To do:
Could you rewrite the entries below, replacing every "sidebar-item-label" with "nav-pane-label" and leaving everything else unchanged?

Provided records:
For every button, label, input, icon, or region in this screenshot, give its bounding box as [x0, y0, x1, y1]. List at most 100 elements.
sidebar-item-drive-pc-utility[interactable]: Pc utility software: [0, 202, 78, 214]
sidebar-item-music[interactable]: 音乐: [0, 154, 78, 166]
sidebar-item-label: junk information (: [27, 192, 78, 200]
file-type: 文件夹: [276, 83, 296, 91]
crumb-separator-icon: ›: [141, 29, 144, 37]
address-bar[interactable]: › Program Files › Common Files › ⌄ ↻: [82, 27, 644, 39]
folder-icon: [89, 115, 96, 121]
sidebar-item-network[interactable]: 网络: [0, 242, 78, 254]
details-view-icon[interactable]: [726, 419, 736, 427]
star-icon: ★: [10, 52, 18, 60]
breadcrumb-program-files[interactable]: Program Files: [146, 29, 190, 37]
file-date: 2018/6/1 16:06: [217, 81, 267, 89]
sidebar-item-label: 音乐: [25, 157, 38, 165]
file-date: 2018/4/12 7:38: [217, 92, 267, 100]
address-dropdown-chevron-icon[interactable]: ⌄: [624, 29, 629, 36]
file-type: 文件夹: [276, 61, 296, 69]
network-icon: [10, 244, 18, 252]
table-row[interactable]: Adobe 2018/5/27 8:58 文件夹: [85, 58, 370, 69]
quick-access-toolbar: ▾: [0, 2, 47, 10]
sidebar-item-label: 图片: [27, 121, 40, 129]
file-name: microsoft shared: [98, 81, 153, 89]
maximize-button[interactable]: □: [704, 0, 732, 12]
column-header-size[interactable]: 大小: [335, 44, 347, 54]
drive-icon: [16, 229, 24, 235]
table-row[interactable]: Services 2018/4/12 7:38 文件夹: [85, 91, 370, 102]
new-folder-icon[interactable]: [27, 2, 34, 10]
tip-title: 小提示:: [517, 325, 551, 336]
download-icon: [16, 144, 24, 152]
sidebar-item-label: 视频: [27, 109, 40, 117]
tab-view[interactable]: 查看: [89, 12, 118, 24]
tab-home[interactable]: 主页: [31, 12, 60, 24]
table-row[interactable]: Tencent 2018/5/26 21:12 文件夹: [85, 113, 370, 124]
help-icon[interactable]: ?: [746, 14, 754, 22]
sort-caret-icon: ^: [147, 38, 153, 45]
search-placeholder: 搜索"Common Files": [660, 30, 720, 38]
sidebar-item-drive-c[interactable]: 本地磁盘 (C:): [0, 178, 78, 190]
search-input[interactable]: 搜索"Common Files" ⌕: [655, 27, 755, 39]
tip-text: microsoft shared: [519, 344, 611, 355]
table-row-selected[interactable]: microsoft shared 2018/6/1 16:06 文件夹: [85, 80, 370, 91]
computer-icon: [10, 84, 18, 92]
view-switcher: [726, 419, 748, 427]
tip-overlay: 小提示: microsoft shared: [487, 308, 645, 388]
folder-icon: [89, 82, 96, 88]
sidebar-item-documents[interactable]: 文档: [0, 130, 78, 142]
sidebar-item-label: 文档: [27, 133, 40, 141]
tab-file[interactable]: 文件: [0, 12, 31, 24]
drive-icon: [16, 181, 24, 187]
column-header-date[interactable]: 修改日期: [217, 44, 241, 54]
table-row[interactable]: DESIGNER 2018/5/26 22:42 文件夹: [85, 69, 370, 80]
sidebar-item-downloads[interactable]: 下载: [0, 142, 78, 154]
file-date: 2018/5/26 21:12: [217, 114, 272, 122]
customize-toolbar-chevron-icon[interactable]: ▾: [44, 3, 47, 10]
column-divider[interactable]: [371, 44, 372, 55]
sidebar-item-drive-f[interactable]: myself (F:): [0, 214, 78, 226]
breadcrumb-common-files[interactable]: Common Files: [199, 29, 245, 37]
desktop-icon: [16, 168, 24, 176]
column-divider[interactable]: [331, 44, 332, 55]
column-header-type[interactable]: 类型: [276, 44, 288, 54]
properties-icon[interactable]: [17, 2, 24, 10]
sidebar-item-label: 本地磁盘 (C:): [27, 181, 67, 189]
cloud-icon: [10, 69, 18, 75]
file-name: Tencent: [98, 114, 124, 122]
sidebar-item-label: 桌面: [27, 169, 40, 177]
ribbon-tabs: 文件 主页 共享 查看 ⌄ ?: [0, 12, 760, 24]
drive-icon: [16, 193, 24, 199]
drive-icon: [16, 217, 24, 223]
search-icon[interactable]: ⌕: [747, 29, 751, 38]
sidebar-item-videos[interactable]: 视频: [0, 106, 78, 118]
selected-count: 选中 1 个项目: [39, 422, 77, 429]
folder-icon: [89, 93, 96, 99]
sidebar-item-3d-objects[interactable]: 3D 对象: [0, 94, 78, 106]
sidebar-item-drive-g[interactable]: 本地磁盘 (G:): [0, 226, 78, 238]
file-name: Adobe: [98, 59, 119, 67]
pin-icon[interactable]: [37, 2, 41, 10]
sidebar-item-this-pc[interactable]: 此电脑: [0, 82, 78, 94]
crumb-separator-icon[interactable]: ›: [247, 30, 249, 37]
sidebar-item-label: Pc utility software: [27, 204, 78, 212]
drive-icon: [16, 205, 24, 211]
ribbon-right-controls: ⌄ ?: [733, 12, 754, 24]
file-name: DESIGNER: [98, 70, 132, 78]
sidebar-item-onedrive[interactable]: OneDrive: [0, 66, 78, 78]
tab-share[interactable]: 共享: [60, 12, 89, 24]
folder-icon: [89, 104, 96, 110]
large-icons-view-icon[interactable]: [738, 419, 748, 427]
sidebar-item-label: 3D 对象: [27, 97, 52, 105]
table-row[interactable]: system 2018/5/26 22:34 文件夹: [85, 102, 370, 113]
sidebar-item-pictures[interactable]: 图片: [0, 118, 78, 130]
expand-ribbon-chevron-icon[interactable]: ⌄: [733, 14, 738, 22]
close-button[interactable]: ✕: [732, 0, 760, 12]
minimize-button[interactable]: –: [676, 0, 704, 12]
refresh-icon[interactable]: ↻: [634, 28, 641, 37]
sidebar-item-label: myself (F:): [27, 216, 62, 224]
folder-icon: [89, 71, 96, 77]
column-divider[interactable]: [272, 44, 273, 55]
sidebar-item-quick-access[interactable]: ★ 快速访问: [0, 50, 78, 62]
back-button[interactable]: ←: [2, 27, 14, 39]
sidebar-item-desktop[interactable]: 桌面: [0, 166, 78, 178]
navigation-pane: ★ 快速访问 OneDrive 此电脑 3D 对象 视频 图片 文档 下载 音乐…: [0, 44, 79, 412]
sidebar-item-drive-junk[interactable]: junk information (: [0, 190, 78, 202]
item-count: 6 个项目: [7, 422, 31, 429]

Exercise solution:
For every button, label, input, icon, or region in this screenshot, give its bounding box as [x0, y0, x1, y1]. List at most 100 elements.
sidebar-item-drive-pc-utility[interactable]: Pc utility software: [0, 202, 78, 214]
sidebar-item-music[interactable]: 音乐: [0, 154, 78, 166]
nav-pane-label: junk information (: [27, 192, 78, 200]
file-type: 文件夹: [276, 83, 296, 91]
crumb-separator-icon: ›: [141, 29, 144, 37]
address-bar[interactable]: › Program Files › Common Files › ⌄ ↻: [82, 27, 644, 39]
folder-icon: [89, 115, 96, 121]
sidebar-item-network[interactable]: 网络: [0, 242, 78, 254]
details-view-icon[interactable]: [726, 419, 736, 427]
star-icon: ★: [10, 52, 18, 60]
breadcrumb-program-files[interactable]: Program Files: [146, 29, 190, 37]
file-date: 2018/6/1 16:06: [217, 81, 267, 89]
nav-pane-label: 音乐: [25, 157, 38, 165]
file-date: 2018/4/12 7:38: [217, 92, 267, 100]
address-dropdown-chevron-icon[interactable]: ⌄: [624, 29, 629, 36]
file-type: 文件夹: [276, 61, 296, 69]
network-icon: [10, 244, 18, 252]
table-row[interactable]: Adobe 2018/5/27 8:58 文件夹: [85, 58, 370, 69]
quick-access-toolbar: ▾: [0, 2, 47, 10]
nav-pane-label: 图片: [27, 121, 40, 129]
file-name: microsoft shared: [98, 81, 153, 89]
maximize-button[interactable]: □: [704, 0, 732, 12]
column-header-size[interactable]: 大小: [335, 44, 347, 54]
drive-icon: [16, 229, 24, 235]
table-row[interactable]: Services 2018/4/12 7:38 文件夹: [85, 91, 370, 102]
new-folder-icon[interactable]: [27, 2, 34, 10]
tip-title: 小提示:: [517, 325, 551, 336]
download-icon: [16, 144, 24, 152]
nav-pane-label: 视频: [27, 109, 40, 117]
tab-view[interactable]: 查看: [89, 12, 118, 24]
tab-home[interactable]: 主页: [31, 12, 60, 24]
table-row[interactable]: Tencent 2018/5/26 21:12 文件夹: [85, 113, 370, 124]
help-icon[interactable]: ?: [746, 14, 754, 22]
sort-caret-icon: ^: [147, 38, 153, 45]
search-placeholder: 搜索"Common Files": [660, 30, 720, 38]
sidebar-item-drive-c[interactable]: 本地磁盘 (C:): [0, 178, 78, 190]
search-input[interactable]: 搜索"Common Files" ⌕: [655, 27, 755, 39]
tip-text: microsoft shared: [519, 344, 611, 355]
table-row-selected[interactable]: microsoft shared 2018/6/1 16:06 文件夹: [85, 80, 370, 91]
computer-icon: [10, 84, 18, 92]
view-switcher: [726, 419, 748, 427]
tip-overlay: 小提示: microsoft shared: [487, 308, 645, 388]
folder-icon: [89, 82, 96, 88]
sidebar-item-documents[interactable]: 文档: [0, 130, 78, 142]
nav-pane-label: 文档: [27, 133, 40, 141]
tab-file[interactable]: 文件: [0, 12, 31, 24]
drive-icon: [16, 181, 24, 187]
column-header-date[interactable]: 修改日期: [217, 44, 241, 54]
table-row[interactable]: DESIGNER 2018/5/26 22:42 文件夹: [85, 69, 370, 80]
sidebar-item-downloads[interactable]: 下载: [0, 142, 78, 154]
file-date: 2018/5/26 21:12: [217, 114, 272, 122]
customize-toolbar-chevron-icon[interactable]: ▾: [44, 3, 47, 10]
column-divider[interactable]: [371, 44, 372, 55]
sidebar-item-drive-f[interactable]: myself (F:): [0, 214, 78, 226]
breadcrumb-common-files[interactable]: Common Files: [199, 29, 245, 37]
desktop-icon: [16, 168, 24, 176]
column-divider[interactable]: [331, 44, 332, 55]
column-header-type[interactable]: 类型: [276, 44, 288, 54]
properties-icon[interactable]: [17, 2, 24, 10]
nav-pane-label: 本地磁盘 (C:): [27, 181, 67, 189]
cloud-icon: [10, 69, 18, 75]
file-name: Tencent: [98, 114, 124, 122]
nav-pane-label: 桌面: [27, 169, 40, 177]
ribbon-tabs: 文件 主页 共享 查看 ⌄ ?: [0, 12, 760, 24]
drive-icon: [16, 193, 24, 199]
drive-icon: [16, 217, 24, 223]
search-icon[interactable]: ⌕: [747, 29, 751, 38]
sidebar-item-videos[interactable]: 视频: [0, 106, 78, 118]
selected-count: 选中 1 个项目: [39, 422, 77, 429]
folder-icon: [89, 93, 96, 99]
sidebar-item-3d-objects[interactable]: 3D 对象: [0, 94, 78, 106]
sidebar-item-drive-g[interactable]: 本地磁盘 (G:): [0, 226, 78, 238]
file-name: Adobe: [98, 59, 119, 67]
pin-icon[interactable]: [37, 2, 41, 10]
sidebar-item-this-pc[interactable]: 此电脑: [0, 82, 78, 94]
crumb-separator-icon[interactable]: ›: [247, 30, 249, 37]
nav-pane-label: Pc utility software: [27, 204, 78, 212]
drive-icon: [16, 205, 24, 211]
ribbon-right-controls: ⌄ ?: [733, 12, 754, 24]
file-name: DESIGNER: [98, 70, 132, 78]
sidebar-item-onedrive[interactable]: OneDrive: [0, 66, 78, 78]
tab-share[interactable]: 共享: [60, 12, 89, 24]
folder-icon: [89, 104, 96, 110]
large-icons-view-icon[interactable]: [738, 419, 748, 427]
nav-pane-label: 3D 对象: [27, 97, 52, 105]
table-row[interactable]: system 2018/5/26 22:34 文件夹: [85, 102, 370, 113]
sidebar-item-pictures[interactable]: 图片: [0, 118, 78, 130]
expand-ribbon-chevron-icon[interactable]: ⌄: [733, 14, 738, 22]
close-button[interactable]: ✕: [732, 0, 760, 12]
minimize-button[interactable]: –: [676, 0, 704, 12]
refresh-icon[interactable]: ↻: [634, 28, 641, 37]
nav-pane-label: myself (F:): [27, 216, 62, 224]
folder-icon: [89, 71, 96, 77]
column-divider[interactable]: [272, 44, 273, 55]
sidebar-item-quick-access[interactable]: ★ 快速访问: [0, 50, 78, 62]
back-button[interactable]: ←: [2, 27, 14, 39]
sidebar-item-desktop[interactable]: 桌面: [0, 166, 78, 178]
navigation-pane: ★ 快速访问 OneDrive 此电脑 3D 对象 视频 图片 文档 下载 音乐…: [0, 44, 79, 412]
sidebar-item-drive-junk[interactable]: junk information (: [0, 190, 78, 202]
item-count: 6 个项目: [7, 422, 31, 429]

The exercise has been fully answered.